## Work instructions
Write out the whole listing exactly as it stands.

[Data records]
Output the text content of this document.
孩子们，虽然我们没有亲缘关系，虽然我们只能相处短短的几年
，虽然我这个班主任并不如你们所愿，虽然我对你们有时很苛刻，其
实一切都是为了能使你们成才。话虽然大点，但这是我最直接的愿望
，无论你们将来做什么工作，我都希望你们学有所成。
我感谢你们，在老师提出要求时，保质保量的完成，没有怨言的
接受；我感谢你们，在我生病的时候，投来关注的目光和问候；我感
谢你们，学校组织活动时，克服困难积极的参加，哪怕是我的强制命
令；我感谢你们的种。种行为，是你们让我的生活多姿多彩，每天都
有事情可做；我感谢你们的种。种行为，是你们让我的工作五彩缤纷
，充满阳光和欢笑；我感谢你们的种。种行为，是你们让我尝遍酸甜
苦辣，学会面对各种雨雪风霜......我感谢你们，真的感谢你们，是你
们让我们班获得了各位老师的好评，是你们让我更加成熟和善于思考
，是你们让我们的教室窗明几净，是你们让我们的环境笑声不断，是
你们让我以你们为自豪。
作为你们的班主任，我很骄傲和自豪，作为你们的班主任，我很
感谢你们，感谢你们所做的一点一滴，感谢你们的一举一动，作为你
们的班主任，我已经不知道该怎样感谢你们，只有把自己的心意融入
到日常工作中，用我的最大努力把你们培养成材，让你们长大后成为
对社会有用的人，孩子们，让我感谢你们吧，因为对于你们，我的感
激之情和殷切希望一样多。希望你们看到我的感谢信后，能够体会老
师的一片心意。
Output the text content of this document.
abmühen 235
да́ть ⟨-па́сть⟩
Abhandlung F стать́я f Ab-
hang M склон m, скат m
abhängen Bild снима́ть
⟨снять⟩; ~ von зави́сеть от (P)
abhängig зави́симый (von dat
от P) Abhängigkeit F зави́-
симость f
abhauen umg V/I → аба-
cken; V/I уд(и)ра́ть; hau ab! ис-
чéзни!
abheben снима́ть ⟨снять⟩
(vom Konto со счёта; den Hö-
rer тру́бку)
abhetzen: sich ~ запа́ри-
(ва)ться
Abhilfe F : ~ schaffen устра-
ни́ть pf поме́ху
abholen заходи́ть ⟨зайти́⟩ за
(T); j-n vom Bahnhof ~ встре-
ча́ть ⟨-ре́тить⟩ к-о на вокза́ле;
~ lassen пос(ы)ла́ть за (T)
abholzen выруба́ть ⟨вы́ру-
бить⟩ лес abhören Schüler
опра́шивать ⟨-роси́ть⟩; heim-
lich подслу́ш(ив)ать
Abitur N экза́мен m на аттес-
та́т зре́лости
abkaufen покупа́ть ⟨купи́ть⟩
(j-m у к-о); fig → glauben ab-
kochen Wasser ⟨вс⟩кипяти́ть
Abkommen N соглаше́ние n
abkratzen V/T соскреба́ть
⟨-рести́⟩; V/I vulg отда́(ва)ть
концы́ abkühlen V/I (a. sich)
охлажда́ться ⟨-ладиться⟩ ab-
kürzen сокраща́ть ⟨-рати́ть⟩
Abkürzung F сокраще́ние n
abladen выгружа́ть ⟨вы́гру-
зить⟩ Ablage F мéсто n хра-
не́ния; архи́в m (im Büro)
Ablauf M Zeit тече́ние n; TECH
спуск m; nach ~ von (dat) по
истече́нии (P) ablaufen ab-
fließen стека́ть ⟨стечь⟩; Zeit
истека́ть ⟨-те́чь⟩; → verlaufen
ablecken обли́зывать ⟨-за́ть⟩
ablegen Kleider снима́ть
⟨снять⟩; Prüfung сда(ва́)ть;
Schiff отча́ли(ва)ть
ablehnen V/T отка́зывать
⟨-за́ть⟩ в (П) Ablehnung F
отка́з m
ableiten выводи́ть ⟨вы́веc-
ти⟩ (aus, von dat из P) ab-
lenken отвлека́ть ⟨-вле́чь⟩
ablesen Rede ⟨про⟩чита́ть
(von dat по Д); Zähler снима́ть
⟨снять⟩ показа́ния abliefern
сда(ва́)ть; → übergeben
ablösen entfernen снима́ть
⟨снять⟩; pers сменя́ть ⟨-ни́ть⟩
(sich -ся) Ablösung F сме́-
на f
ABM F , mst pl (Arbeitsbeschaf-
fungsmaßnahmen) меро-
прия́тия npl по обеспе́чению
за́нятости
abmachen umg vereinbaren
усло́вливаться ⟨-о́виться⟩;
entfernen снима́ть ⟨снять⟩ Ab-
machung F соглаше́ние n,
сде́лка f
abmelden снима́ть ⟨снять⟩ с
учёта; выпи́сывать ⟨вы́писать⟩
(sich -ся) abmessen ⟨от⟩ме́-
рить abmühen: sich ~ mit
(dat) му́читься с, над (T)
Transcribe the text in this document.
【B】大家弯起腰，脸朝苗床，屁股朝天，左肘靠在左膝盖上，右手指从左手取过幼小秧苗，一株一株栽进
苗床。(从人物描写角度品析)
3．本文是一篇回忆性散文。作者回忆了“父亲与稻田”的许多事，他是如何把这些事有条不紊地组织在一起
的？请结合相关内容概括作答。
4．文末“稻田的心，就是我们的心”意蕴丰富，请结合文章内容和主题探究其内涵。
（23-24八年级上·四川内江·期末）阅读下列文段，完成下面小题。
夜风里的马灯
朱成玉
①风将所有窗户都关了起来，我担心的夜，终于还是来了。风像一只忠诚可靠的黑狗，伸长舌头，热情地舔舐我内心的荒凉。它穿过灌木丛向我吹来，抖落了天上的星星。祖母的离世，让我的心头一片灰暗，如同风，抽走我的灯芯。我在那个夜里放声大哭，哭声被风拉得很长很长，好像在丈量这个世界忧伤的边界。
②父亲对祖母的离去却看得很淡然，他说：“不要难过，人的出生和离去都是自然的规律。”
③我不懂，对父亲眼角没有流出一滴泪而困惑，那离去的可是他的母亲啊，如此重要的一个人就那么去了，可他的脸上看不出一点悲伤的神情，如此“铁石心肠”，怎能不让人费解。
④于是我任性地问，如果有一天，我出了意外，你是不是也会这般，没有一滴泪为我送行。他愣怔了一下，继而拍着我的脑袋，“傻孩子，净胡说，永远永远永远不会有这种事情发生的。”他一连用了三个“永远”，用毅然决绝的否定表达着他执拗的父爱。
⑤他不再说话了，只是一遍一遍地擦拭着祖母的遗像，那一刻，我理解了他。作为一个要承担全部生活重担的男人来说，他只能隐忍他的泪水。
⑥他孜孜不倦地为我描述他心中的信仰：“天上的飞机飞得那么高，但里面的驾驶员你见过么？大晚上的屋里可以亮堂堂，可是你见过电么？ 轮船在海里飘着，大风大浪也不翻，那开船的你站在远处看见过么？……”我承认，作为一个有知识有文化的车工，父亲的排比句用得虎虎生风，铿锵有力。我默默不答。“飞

## Task answer
Output the text content of this document.
孩子们，虽然我们没有亲缘关系，虽然我们只能相处短短的几年
，虽然我这个班主任并不如你们所愿，虽然我对你们有时很苛刻，其
实一切都是为了能使你们成才。话虽然大点，但这是我最直接的愿望
，无论你们将来做什么工作，我都希望你们学有所成。
我感谢你们，在老师提出要求时，保质保量的完成，没有怨言的
接受；我感谢你们，在我生病的时候，投来关注的目光和问候；我感
谢你们，学校组织活动时，克服困难积极的参加，哪怕是我的强制命
令；我感谢你们的种。种行为，是你们让我的生活多姿多彩，每天都
有事情可做；我感谢你们的种。种行为，是你们让我的工作五彩缤纷
，充满阳光和欢笑；我感谢你们的种。种行为，是你们让我尝遍酸甜
苦辣，学会面对各种雨雪风霜......我感谢你们，真的感谢你们，是你
们让我们班获得了各位老师的好评，是你们让我更加成熟和善于思考
，是你们让我们的教室窗明几净，是你们让我们的环境笑声不断，是
你们让我以你们为自豪。
作为你们的班主任，我很骄傲和自豪，作为你们的班主任，我很
感谢你们，感谢你们所做的一点一滴，感谢你们的一举一动，作为你
们的班主任，我已经不知道该怎样感谢你们，只有把自己的心意融入
到日常工作中，用我的最大努力把你们培养成材，让你们长大后成为
对社会有用的人，孩子们，让我感谢你们吧，因为对于你们，我的感
激之情和殷切希望一样多。希望你们看到我的感谢信后，能够体会老
师的一片心意。
Output the text content of this document.
abmühen 235
да́ть ⟨-па́сть⟩
Abhandlung F стать́я f Ab-
hang M склон m, скат m
abhängen Bild снима́ть
⟨снять⟩; ~ von зави́сеть от (P)
abhängig зави́симый (von dat
от P) Abhängigkeit F зави́-
симость f
abhauen umg V/I → аба-
cken; V/I уд(и)ра́ть; hau ab! ис-
чéзни!
abheben снима́ть ⟨снять⟩
(vom Konto со счёта; den Hö-
rer тру́бку)
abhetzen: sich ~ запа́ри-
(ва)ться
Abhilfe F : ~ schaffen устра-
ни́ть pf поме́ху
abholen заходи́ть ⟨зайти́⟩ за
(T); j-n vom Bahnhof ~ встре-
ча́ть ⟨-ре́тить⟩ к-о на вокза́ле;
~ lassen пос(ы)ла́ть за (T)
abholzen выруба́ть ⟨вы́ру-
бить⟩ лес abhören Schüler
опра́шивать ⟨-роси́ть⟩; heim-
lich подслу́ш(ив)ать
Abitur N экза́мен m на аттес-
та́т зре́лости
abkaufen покупа́ть ⟨купи́ть⟩
(j-m у к-о); fig → glauben ab-
kochen Wasser ⟨вс⟩кипяти́ть
Abkommen N соглаше́ние n
abkratzen V/T соскреба́ть
⟨-рести́⟩; V/I vulg отда́(ва)ть
концы́ abkühlen V/I (a. sich)
охлажда́ться ⟨-ладиться⟩ ab-
kürzen сокраща́ть ⟨-рати́ть⟩
Abkürzung F сокраще́ние n
abladen выгружа́ть ⟨вы́гру-
зить⟩ Ablage F мéсто n хра-
не́ния; архи́в m (im Büro)
Ablauf M Zeit тече́ние n; TECH
спуск m; nach ~ von (dat) по
истече́нии (P) ablaufen ab-
fließen стека́ть ⟨стечь⟩; Zeit
истека́ть ⟨-те́чь⟩; → verlaufen
ablecken обли́зывать ⟨-за́ть⟩
ablegen Kleider снима́ть
⟨снять⟩; Prüfung сда(ва́)ть;
Schiff отча́ли(ва)ть
ablehnen V/T отка́зывать
⟨-за́ть⟩ в (П) Ablehnung F
отка́з m
ableiten выводи́ть ⟨вы́веc-
ти⟩ (aus, von dat из P) ab-
lenken отвлека́ть ⟨-вле́чь⟩
ablesen Rede ⟨про⟩чита́ть
(von dat по Д); Zähler снима́ть
⟨снять⟩ показа́ния abliefern
сда(ва́)ть; → übergeben
ablösen entfernen снима́ть
⟨снять⟩; pers сменя́ть ⟨-ни́ть⟩
(sich -ся) Ablösung F сме́-
на f
ABM F , mst pl (Arbeitsbeschaf-
fungsmaßnahmen) меро-
прия́тия npl по обеспе́чению
за́нятости
abmachen umg vereinbaren
усло́вливаться ⟨-о́виться⟩;
entfernen снима́ть ⟨снять⟩ Ab-
machung F соглаше́ние n,
сде́лка f
abmelden снима́ть ⟨снять⟩ с
учёта; выпи́сывать ⟨вы́писать⟩
(sich -ся) abmessen ⟨от⟩ме́-
рить abmühen: sich ~ mit
(dat) му́читься с, над (T)
Transcribe the text in this document.
【B】大家弯起腰，脸朝苗床，屁股朝天，左肘靠在左膝盖上，右手指从左手取过幼小秧苗，一株一株栽进
苗床。(从人物描写角度品析)
3．本文是一篇回忆性散文。作者回忆了“父亲与稻田”的许多事，他是如何把这些事有条不紊地组织在一起
的？请结合相关内容概括作答。
4．文末“稻田的心，就是我们的心”意蕴丰富，请结合文章内容和主题探究其内涵。
（23-24八年级上·四川内江·期末）阅读下列文段，完成下面小题。
夜风里的马灯
朱成玉
①风将所有窗户都关了起来，我担心的夜，终于还是来了。风像一只忠诚可靠的黑狗，伸长舌头，热情地舔舐我内心的荒凉。它穿过灌木丛向我吹来，抖落了天上的星星。祖母的离世，让我的心头一片灰暗，如同风，抽走我的灯芯。我在那个夜里放声大哭，哭声被风拉得很长很长，好像在丈量这个世界忧伤的边界。
②父亲对祖母的离去却看得很淡然，他说：“不要难过，人的出生和离去都是自然的规律。”
③我不懂，对父亲眼角没有流出一滴泪而困惑，那离去的可是他的母亲啊，如此重要的一个人就那么去了，可他的脸上看不出一点悲伤的神情，如此“铁石心肠”，怎能不让人费解。
④于是我任性地问，如果有一天，我出了意外，你是不是也会这般，没有一滴泪为我送行。他愣怔了一下，继而拍着我的脑袋，“傻孩子，净胡说，永远永远永远不会有这种事情发生的。”他一连用了三个“永远”，用毅然决绝的否定表达着他执拗的父爱。
⑤他不再说话了，只是一遍一遍地擦拭着祖母的遗像，那一刻，我理解了他。作为一个要承担全部生活重担的男人来说，他只能隐忍他的泪水。
⑥他孜孜不倦地为我描述他心中的信仰：“天上的飞机飞得那么高，但里面的驾驶员你见过么？大晚上的屋里可以亮堂堂，可是你见过电么？ 轮船在海里飘着，大风大浪也不翻，那开船的你站在远处看见过么？……”我承认，作为一个有知识有文化的车工，父亲的排比句用得虎虎生风，铿锵有力。我默默不答。“飞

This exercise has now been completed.